What to work on - Go through the entries one line at a time, and gather every line that has the word "Usuaris".

○ ○ ○ ○ ○ ○ ○

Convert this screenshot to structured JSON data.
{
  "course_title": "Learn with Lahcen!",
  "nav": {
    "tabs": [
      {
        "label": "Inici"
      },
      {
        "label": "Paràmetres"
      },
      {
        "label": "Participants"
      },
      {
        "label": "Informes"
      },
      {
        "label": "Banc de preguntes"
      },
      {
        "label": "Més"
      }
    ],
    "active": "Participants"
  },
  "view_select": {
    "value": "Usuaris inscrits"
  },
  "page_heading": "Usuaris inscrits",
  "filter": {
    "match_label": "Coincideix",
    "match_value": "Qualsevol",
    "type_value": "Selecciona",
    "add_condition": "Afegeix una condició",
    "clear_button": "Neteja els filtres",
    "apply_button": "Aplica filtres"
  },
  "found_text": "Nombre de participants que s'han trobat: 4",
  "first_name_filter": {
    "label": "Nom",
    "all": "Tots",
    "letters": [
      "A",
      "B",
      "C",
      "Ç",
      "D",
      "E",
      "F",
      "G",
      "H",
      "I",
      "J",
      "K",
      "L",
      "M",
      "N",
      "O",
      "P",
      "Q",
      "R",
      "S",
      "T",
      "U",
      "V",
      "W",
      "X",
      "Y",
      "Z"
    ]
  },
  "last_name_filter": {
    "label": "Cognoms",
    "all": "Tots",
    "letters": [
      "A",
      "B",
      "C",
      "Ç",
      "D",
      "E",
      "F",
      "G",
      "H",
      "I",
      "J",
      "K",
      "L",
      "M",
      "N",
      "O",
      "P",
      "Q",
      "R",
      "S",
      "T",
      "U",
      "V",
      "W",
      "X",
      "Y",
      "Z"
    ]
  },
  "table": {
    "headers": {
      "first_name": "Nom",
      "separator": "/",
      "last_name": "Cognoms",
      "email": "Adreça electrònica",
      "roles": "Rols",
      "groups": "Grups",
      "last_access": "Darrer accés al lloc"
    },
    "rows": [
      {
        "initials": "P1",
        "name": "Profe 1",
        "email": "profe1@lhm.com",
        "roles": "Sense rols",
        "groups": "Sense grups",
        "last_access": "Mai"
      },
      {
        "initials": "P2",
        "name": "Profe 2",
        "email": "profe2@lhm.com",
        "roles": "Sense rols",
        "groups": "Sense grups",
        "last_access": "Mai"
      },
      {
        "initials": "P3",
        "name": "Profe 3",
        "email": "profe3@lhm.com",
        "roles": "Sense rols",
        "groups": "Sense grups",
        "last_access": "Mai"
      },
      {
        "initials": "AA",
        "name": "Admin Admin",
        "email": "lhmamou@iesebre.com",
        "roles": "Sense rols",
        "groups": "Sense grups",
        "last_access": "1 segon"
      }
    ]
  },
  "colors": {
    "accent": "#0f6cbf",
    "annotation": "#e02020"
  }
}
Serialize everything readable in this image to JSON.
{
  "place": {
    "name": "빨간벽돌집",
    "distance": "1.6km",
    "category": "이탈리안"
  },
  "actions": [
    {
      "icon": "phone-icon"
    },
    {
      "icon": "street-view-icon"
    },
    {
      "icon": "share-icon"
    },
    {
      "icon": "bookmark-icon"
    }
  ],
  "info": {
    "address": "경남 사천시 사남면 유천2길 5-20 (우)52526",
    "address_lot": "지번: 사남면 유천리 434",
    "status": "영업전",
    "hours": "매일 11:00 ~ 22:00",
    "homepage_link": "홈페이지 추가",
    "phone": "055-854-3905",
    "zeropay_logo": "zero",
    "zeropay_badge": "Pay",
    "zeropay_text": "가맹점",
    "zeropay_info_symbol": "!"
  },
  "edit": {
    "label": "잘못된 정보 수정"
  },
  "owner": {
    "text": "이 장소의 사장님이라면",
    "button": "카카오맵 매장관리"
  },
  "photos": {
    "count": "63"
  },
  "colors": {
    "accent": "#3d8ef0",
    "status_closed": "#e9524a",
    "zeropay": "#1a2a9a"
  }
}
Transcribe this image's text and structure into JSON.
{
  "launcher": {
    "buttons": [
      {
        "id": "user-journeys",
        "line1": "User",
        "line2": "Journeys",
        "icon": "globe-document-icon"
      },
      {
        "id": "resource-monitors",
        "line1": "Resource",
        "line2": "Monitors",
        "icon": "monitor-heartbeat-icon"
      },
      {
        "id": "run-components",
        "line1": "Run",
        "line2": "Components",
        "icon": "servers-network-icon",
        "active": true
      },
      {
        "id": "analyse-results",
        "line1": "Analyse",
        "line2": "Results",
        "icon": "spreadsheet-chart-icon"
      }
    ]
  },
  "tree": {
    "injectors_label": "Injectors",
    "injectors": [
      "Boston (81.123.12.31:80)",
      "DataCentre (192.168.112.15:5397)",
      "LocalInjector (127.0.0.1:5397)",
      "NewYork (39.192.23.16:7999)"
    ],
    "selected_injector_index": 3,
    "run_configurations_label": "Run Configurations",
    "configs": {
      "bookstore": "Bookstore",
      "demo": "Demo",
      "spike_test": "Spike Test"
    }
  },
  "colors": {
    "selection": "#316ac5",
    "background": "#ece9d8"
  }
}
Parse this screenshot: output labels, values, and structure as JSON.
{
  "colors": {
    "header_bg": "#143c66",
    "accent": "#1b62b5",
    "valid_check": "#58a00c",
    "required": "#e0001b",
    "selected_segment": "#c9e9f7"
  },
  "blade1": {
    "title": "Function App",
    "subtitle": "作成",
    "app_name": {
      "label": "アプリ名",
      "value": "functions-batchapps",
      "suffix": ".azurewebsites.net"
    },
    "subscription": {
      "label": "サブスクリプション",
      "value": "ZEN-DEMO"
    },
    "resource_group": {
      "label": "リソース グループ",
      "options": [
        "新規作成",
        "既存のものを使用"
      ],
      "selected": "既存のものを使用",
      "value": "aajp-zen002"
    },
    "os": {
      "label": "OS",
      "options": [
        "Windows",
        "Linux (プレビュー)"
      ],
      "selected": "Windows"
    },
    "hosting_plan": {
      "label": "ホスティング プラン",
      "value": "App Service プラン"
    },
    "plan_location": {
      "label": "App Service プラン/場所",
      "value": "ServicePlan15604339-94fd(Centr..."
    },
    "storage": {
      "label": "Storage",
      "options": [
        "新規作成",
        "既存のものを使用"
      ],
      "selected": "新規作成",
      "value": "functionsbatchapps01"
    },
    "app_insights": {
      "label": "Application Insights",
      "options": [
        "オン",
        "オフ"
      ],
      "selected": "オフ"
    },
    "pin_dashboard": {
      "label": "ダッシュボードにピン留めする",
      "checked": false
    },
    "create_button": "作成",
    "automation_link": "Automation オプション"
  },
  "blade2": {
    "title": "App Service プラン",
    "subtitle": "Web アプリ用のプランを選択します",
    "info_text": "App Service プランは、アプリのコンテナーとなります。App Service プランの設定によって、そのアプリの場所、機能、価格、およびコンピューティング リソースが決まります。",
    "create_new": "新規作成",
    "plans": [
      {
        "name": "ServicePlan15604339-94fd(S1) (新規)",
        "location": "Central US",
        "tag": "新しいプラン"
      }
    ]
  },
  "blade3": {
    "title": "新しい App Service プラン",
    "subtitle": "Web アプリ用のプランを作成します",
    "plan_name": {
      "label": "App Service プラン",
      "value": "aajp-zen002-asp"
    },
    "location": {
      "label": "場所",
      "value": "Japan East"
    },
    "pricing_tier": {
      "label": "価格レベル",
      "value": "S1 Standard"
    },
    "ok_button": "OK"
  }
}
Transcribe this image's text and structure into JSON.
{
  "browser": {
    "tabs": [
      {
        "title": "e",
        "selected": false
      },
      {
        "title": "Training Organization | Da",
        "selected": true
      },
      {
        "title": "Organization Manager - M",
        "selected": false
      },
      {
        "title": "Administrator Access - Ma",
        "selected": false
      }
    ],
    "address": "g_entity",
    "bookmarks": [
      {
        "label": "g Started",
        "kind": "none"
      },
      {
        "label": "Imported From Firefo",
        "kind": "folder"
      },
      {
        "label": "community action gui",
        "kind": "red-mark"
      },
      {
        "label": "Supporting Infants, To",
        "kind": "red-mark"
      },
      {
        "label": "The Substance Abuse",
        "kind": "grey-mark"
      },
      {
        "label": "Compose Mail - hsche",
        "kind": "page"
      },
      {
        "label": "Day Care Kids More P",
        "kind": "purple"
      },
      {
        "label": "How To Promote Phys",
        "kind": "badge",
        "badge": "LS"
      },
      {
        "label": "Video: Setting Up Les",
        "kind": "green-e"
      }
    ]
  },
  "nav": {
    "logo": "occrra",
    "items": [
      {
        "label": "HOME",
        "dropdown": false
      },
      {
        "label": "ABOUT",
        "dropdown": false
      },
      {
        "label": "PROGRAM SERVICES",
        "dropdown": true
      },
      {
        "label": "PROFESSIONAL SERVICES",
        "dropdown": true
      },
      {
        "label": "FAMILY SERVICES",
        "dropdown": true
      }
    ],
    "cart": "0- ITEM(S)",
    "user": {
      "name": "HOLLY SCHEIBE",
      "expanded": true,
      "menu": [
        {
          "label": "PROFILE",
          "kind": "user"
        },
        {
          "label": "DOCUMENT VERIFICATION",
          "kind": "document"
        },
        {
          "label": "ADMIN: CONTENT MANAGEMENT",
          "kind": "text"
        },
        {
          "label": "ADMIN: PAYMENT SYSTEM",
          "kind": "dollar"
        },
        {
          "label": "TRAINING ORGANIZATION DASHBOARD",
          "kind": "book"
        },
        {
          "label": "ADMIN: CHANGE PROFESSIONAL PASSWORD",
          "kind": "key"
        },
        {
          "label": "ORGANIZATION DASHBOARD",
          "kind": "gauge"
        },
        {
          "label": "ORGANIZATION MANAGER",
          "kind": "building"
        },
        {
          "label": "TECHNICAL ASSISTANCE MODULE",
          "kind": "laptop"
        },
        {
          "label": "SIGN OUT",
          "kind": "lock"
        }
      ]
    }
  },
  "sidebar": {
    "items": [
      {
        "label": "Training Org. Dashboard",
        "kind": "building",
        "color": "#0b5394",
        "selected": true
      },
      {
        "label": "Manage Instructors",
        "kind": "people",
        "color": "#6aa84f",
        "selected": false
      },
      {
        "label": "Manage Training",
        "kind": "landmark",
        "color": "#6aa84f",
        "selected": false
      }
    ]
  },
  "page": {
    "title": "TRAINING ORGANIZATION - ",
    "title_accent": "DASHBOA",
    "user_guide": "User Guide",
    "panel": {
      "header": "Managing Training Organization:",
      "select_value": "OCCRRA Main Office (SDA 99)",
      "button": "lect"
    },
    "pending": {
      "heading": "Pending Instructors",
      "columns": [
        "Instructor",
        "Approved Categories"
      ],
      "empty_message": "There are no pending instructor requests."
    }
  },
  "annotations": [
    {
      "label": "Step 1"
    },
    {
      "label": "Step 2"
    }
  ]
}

○ ○ ○ ○ ○ ○ ○

Finished answer -
    "value": "Usuaris inscrits"
  "page_heading": "Usuaris inscrits",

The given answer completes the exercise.